## Exercise objective
Leave out the pictures and transcribe everything else exactly.

Start of Data supplied

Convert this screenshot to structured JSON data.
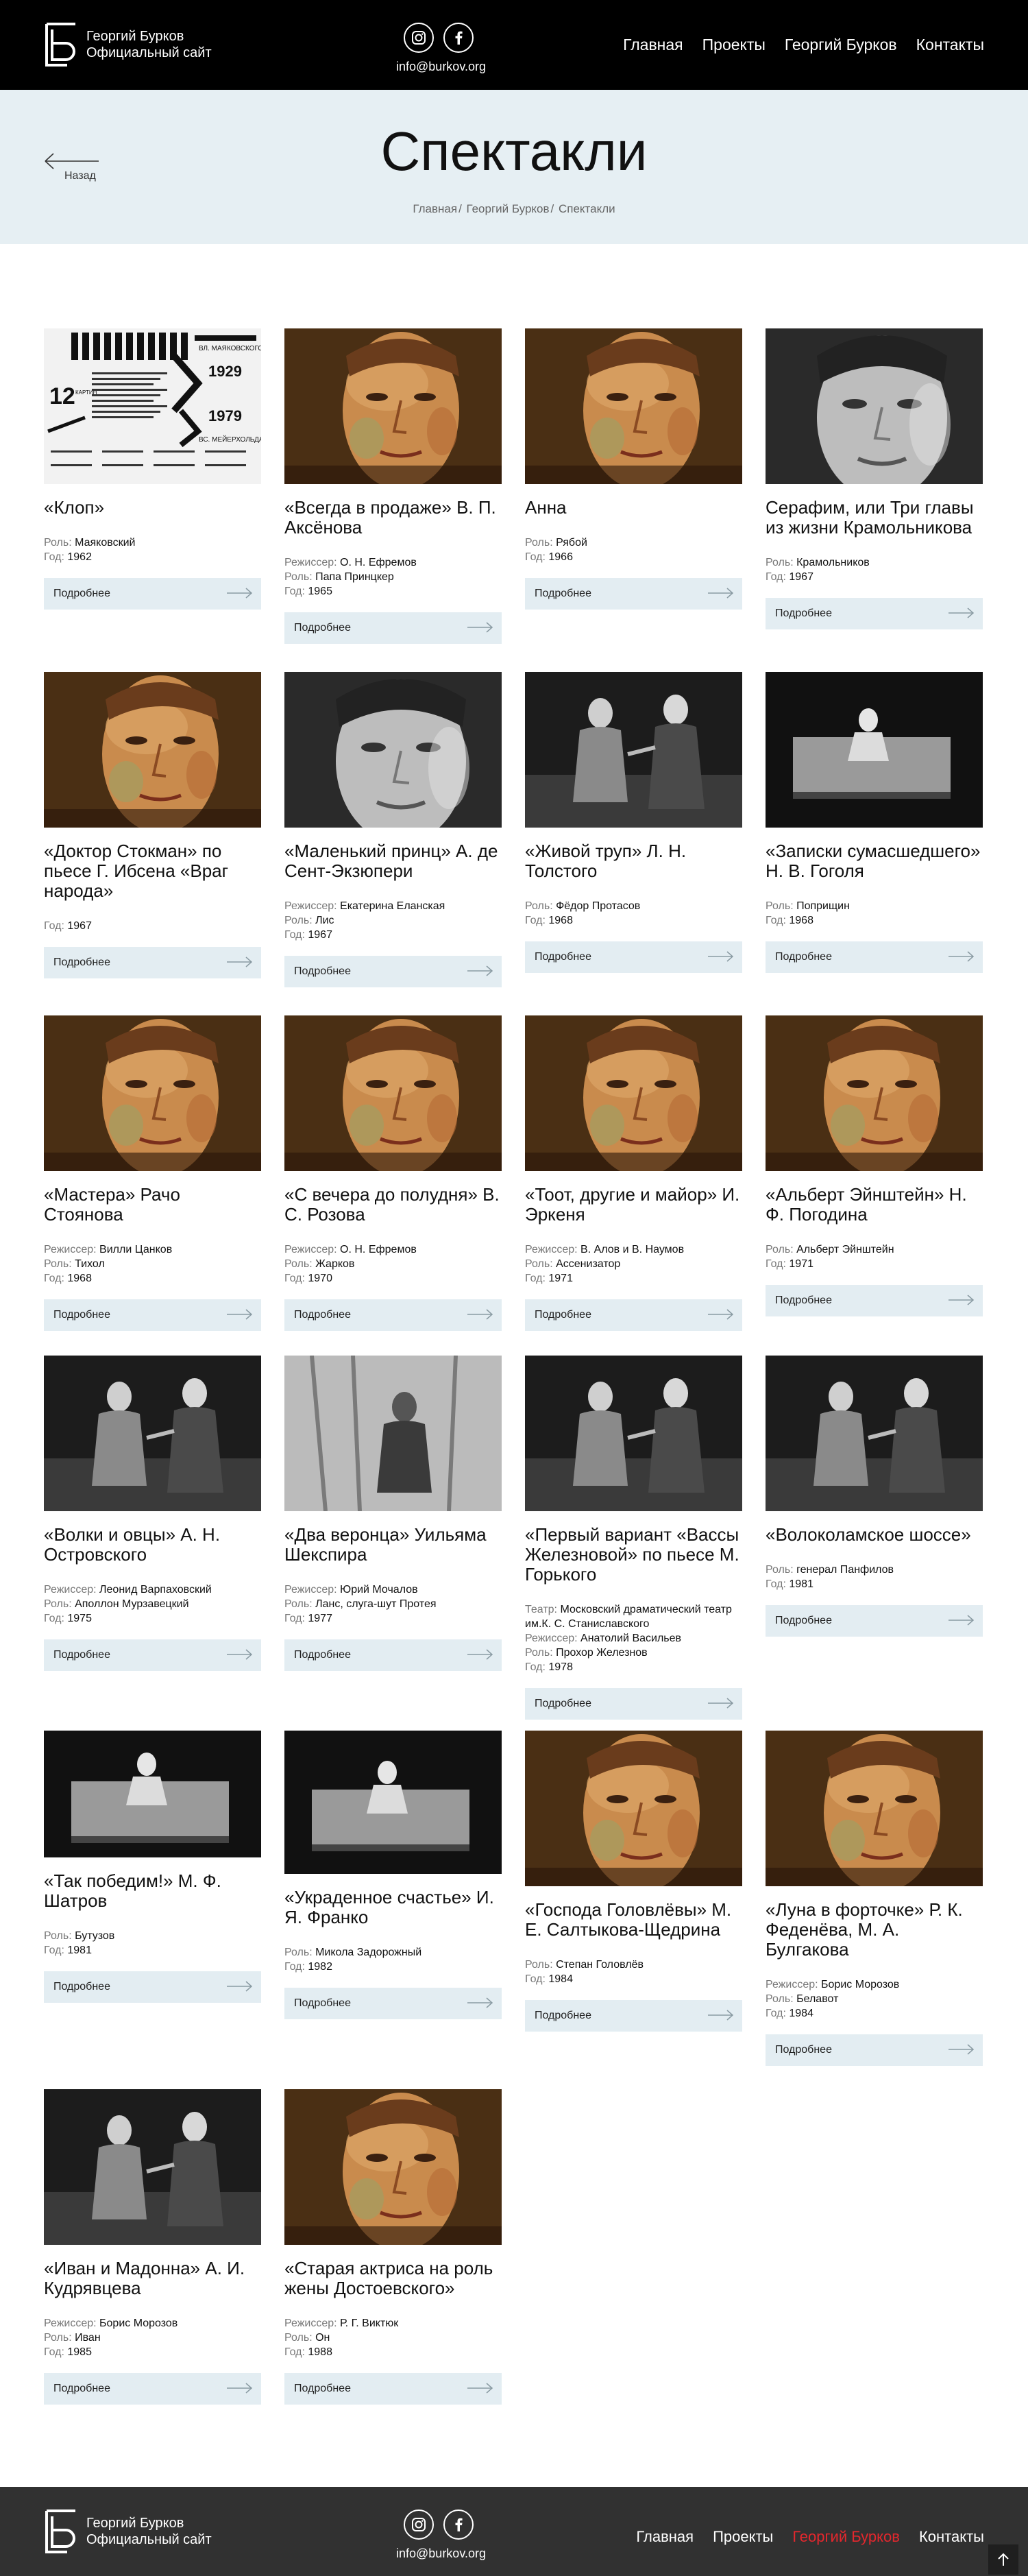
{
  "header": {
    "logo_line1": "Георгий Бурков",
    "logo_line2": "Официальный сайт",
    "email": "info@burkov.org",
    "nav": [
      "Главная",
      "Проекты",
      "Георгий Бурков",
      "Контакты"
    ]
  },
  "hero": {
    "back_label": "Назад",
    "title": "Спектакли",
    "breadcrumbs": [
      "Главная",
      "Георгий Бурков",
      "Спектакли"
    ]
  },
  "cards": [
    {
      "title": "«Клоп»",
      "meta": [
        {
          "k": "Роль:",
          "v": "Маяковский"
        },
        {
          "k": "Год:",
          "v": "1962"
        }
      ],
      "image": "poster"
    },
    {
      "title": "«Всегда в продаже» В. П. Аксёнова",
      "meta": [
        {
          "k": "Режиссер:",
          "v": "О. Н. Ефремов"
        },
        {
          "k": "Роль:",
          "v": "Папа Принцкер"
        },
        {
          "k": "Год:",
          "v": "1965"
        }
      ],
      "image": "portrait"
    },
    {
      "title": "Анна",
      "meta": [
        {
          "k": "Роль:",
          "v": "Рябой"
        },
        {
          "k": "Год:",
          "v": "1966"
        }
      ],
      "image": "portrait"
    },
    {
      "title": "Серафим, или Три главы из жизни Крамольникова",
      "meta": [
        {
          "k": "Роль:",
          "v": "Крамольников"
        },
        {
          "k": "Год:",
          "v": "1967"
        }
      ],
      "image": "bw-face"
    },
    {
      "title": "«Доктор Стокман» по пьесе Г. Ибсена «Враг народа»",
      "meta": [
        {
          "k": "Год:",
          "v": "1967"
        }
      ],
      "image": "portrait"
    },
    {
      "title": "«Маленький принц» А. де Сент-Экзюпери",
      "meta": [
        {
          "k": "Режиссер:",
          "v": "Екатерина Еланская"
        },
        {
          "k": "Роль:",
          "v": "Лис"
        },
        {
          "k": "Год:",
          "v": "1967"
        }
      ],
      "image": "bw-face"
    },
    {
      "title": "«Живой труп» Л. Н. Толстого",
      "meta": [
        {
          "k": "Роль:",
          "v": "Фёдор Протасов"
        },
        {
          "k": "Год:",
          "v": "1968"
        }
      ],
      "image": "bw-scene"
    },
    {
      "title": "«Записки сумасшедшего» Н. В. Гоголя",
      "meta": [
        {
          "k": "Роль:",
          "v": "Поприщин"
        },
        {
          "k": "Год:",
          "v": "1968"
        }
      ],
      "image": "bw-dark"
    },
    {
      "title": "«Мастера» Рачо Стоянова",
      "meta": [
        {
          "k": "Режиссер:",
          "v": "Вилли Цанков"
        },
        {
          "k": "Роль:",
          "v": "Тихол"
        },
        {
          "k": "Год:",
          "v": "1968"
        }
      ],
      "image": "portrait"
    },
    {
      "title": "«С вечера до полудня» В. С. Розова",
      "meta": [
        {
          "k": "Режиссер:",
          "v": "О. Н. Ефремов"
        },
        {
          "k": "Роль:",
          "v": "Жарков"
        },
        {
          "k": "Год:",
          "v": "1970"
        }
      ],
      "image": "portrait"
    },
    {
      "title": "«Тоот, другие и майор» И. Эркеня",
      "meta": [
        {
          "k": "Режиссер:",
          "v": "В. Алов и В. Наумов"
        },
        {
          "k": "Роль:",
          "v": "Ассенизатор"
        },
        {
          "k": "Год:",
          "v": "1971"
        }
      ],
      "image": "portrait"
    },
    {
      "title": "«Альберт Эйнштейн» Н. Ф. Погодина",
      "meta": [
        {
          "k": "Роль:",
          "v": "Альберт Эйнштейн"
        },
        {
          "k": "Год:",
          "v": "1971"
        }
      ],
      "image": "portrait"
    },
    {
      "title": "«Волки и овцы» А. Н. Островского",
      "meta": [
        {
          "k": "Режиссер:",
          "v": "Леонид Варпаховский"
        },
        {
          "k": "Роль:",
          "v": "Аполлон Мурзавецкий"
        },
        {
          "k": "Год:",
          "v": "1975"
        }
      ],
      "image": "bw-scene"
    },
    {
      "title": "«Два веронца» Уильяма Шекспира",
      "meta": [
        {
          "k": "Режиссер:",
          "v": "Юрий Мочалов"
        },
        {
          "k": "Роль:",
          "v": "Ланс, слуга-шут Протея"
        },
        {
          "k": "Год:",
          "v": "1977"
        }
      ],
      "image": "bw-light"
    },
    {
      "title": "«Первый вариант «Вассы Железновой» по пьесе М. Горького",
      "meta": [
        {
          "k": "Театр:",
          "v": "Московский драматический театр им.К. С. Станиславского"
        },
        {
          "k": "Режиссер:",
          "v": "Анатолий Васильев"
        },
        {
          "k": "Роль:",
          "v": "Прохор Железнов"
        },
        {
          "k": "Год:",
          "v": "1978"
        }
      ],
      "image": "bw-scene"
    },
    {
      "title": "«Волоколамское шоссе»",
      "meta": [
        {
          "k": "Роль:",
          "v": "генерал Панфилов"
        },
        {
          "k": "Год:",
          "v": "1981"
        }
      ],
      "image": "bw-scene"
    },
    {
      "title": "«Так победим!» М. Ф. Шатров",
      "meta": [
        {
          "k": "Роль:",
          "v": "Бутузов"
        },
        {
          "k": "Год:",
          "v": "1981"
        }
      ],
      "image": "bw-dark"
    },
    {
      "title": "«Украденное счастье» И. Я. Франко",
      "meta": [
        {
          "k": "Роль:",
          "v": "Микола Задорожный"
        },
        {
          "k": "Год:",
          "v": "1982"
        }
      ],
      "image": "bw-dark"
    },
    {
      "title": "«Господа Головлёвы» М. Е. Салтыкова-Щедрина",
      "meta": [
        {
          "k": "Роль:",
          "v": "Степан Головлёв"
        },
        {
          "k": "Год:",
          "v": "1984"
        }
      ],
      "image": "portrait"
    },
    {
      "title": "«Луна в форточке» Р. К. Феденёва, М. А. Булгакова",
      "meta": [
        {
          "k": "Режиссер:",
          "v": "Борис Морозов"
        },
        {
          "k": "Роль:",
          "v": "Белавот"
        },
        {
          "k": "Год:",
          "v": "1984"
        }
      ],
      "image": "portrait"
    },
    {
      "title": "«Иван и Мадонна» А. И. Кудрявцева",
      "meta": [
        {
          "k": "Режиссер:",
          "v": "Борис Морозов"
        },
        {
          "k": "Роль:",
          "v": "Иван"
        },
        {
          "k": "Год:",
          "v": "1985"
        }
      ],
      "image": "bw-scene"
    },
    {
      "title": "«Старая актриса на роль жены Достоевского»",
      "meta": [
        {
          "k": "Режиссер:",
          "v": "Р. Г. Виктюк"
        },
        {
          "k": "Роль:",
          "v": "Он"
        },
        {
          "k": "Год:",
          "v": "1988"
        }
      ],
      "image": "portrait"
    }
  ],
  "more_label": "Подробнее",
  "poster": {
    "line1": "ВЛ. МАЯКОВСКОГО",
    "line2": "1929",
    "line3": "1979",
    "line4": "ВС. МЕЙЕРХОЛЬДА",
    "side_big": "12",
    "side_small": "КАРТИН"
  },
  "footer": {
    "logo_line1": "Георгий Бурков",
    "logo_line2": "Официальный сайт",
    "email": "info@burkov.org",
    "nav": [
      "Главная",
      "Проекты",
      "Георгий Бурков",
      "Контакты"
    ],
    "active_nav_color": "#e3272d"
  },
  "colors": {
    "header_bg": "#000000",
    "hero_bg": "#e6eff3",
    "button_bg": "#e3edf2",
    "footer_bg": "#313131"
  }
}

End of Data supplied

## Exercise output
Convert this screenshot to structured JSON data.
{
  "header": {
    "logo_line1": "Георгий Бурков",
    "logo_line2": "Официальный сайт",
    "email": "info@burkov.org",
    "nav": [
      "Главная",
      "Проекты",
      "Георгий Бурков",
      "Контакты"
    ]
  },
  "hero": {
    "back_label": "Назад",
    "title": "Спектакли",
    "breadcrumbs": [
      "Главная",
      "Георгий Бурков",
      "Спектакли"
    ]
  },
  "cards": [
    {
      "title": "«Клоп»",
      "meta": [
        {
          "k": "Роль:",
          "v": "Маяковский"
        },
        {
          "k": "Год:",
          "v": "1962"
        }
      ],
      "image": "poster"
    },
    {
      "title": "«Всегда в продаже» В. П. Аксёнова",
      "meta": [
        {
          "k": "Режиссер:",
          "v": "О. Н. Ефремов"
        },
        {
          "k": "Роль:",
          "v": "Папа Принцкер"
        },
        {
          "k": "Год:",
          "v": "1965"
        }
      ],
      "image": "portrait"
    },
    {
      "title": "Анна",
      "meta": [
        {
          "k": "Роль:",
          "v": "Рябой"
        },
        {
          "k": "Год:",
          "v": "1966"
        }
      ],
      "image": "portrait"
    },
    {
      "title": "Серафим, или Три главы из жизни Крамольникова",
      "meta": [
        {
          "k": "Роль:",
          "v": "Крамольников"
        },
        {
          "k": "Год:",
          "v": "1967"
        }
      ],
      "image": "bw-face"
    },
    {
      "title": "«Доктор Стокман» по пьесе Г. Ибсена «Враг народа»",
      "meta": [
        {
          "k": "Год:",
          "v": "1967"
        }
      ],
      "image": "portrait"
    },
    {
      "title": "«Маленький принц» А. де Сент-Экзюпери",
      "meta": [
        {
          "k": "Режиссер:",
          "v": "Екатерина Еланская"
        },
        {
          "k": "Роль:",
          "v": "Лис"
        },
        {
          "k": "Год:",
          "v": "1967"
        }
      ],
      "image": "bw-face"
    },
    {
      "title": "«Живой труп» Л. Н. Толстого",
      "meta": [
        {
          "k": "Роль:",
          "v": "Фёдор Протасов"
        },
        {
          "k": "Год:",
          "v": "1968"
        }
      ],
      "image": "bw-scene"
    },
    {
      "title": "«Записки сумасшедшего» Н. В. Гоголя",
      "meta": [
        {
          "k": "Роль:",
          "v": "Поприщин"
        },
        {
          "k": "Год:",
          "v": "1968"
        }
      ],
      "image": "bw-dark"
    },
    {
      "title": "«Мастера» Рачо Стоянова",
      "meta": [
        {
          "k": "Режиссер:",
          "v": "Вилли Цанков"
        },
        {
          "k": "Роль:",
          "v": "Тихол"
        },
        {
          "k": "Год:",
          "v": "1968"
        }
      ],
      "image": "portrait"
    },
    {
      "title": "«С вечера до полудня» В. С. Розова",
      "meta": [
        {
          "k": "Режиссер:",
          "v": "О. Н. Ефремов"
        },
        {
          "k": "Роль:",
          "v": "Жарков"
        },
        {
          "k": "Год:",
          "v": "1970"
        }
      ],
      "image": "portrait"
    },
    {
      "title": "«Тоот, другие и майор» И. Эркеня",
      "meta": [
        {
          "k": "Режиссер:",
          "v": "В. Алов и В. Наумов"
        },
        {
          "k": "Роль:",
          "v": "Ассенизатор"
        },
        {
          "k": "Год:",
          "v": "1971"
        }
      ],
      "image": "portrait"
    },
    {
      "title": "«Альберт Эйнштейн» Н. Ф. Погодина",
      "meta": [
        {
          "k": "Роль:",
          "v": "Альберт Эйнштейн"
        },
        {
          "k": "Год:",
          "v": "1971"
        }
      ],
      "image": "portrait"
    },
    {
      "title": "«Волки и овцы» А. Н. Островского",
      "meta": [
        {
          "k": "Режиссер:",
          "v": "Леонид Варпаховский"
        },
        {
          "k": "Роль:",
          "v": "Аполлон Мурзавецкий"
        },
        {
          "k": "Год:",
          "v": "1975"
        }
      ],
      "image": "bw-scene"
    },
    {
      "title": "«Два веронца» Уильяма Шекспира",
      "meta": [
        {
          "k": "Режиссер:",
          "v": "Юрий Мочалов"
        },
        {
          "k": "Роль:",
          "v": "Ланс, слуга-шут Протея"
        },
        {
          "k": "Год:",
          "v": "1977"
        }
      ],
      "image": "bw-light"
    },
    {
      "title": "«Первый вариант «Вассы Железновой» по пьесе М. Горького",
      "meta": [
        {
          "k": "Театр:",
          "v": "Московский драматический театр им.К. С. Станиславского"
        },
        {
          "k": "Режиссер:",
          "v": "Анатолий Васильев"
        },
        {
          "k": "Роль:",
          "v": "Прохор Железнов"
        },
        {
          "k": "Год:",
          "v": "1978"
        }
      ],
      "image": "bw-scene"
    },
    {
      "title": "«Волоколамское шоссе»",
      "meta": [
        {
          "k": "Роль:",
          "v": "генерал Панфилов"
        },
        {
          "k": "Год:",
          "v": "1981"
        }
      ],
      "image": "bw-scene"
    },
    {
      "title": "«Так победим!» М. Ф. Шатров",
      "meta": [
        {
          "k": "Роль:",
          "v": "Бутузов"
        },
        {
          "k": "Год:",
          "v": "1981"
        }
      ],
      "image": "bw-dark"
    },
    {
      "title": "«Украденное счастье» И. Я. Франко",
      "meta": [
        {
          "k": "Роль:",
          "v": "Микола Задорожный"
        },
        {
          "k": "Год:",
          "v": "1982"
        }
      ],
      "image": "bw-dark"
    },
    {
      "title": "«Господа Головлёвы» М. Е. Салтыкова-Щедрина",
      "meta": [
        {
          "k": "Роль:",
          "v": "Степан Головлёв"
        },
        {
          "k": "Год:",
          "v": "1984"
        }
      ],
      "image": "portrait"
    },
    {
      "title": "«Луна в форточке» Р. К. Феденёва, М. А. Булгакова",
      "meta": [
        {
          "k": "Режиссер:",
          "v": "Борис Морозов"
        },
        {
          "k": "Роль:",
          "v": "Белавот"
        },
        {
          "k": "Год:",
          "v": "1984"
        }
      ],
      "image": "portrait"
    },
    {
      "title": "«Иван и Мадонна» А. И. Кудрявцева",
      "meta": [
        {
          "k": "Режиссер:",
          "v": "Борис Морозов"
        },
        {
          "k": "Роль:",
          "v": "Иван"
        },
        {
          "k": "Год:",
          "v": "1985"
        }
      ],
      "image": "bw-scene"
    },
    {
      "title": "«Старая актриса на роль жены Достоевского»",
      "meta": [
        {
          "k": "Режиссер:",
          "v": "Р. Г. Виктюк"
        },
        {
          "k": "Роль:",
          "v": "Он"
        },
        {
          "k": "Год:",
          "v": "1988"
        }
      ],
      "image": "portrait"
    }
  ],
  "more_label": "Подробнее",
  "poster": {
    "line1": "ВЛ. МАЯКОВСКОГО",
    "line2": "1929",
    "line3": "1979",
    "line4": "ВС. МЕЙЕРХОЛЬДА",
    "side_big": "12",
    "side_small": "КАРТИН"
  },
  "footer": {
    "logo_line1": "Георгий Бурков",
    "logo_line2": "Официальный сайт",
    "email": "info@burkov.org",
    "nav": [
      "Главная",
      "Проекты",
      "Георгий Бурков",
      "Контакты"
    ],
    "active_nav_color": "#e3272d"
  },
  "colors": {
    "header_bg": "#000000",
    "hero_bg": "#e6eff3",
    "button_bg": "#e3edf2",
    "footer_bg": "#313131"
  }
}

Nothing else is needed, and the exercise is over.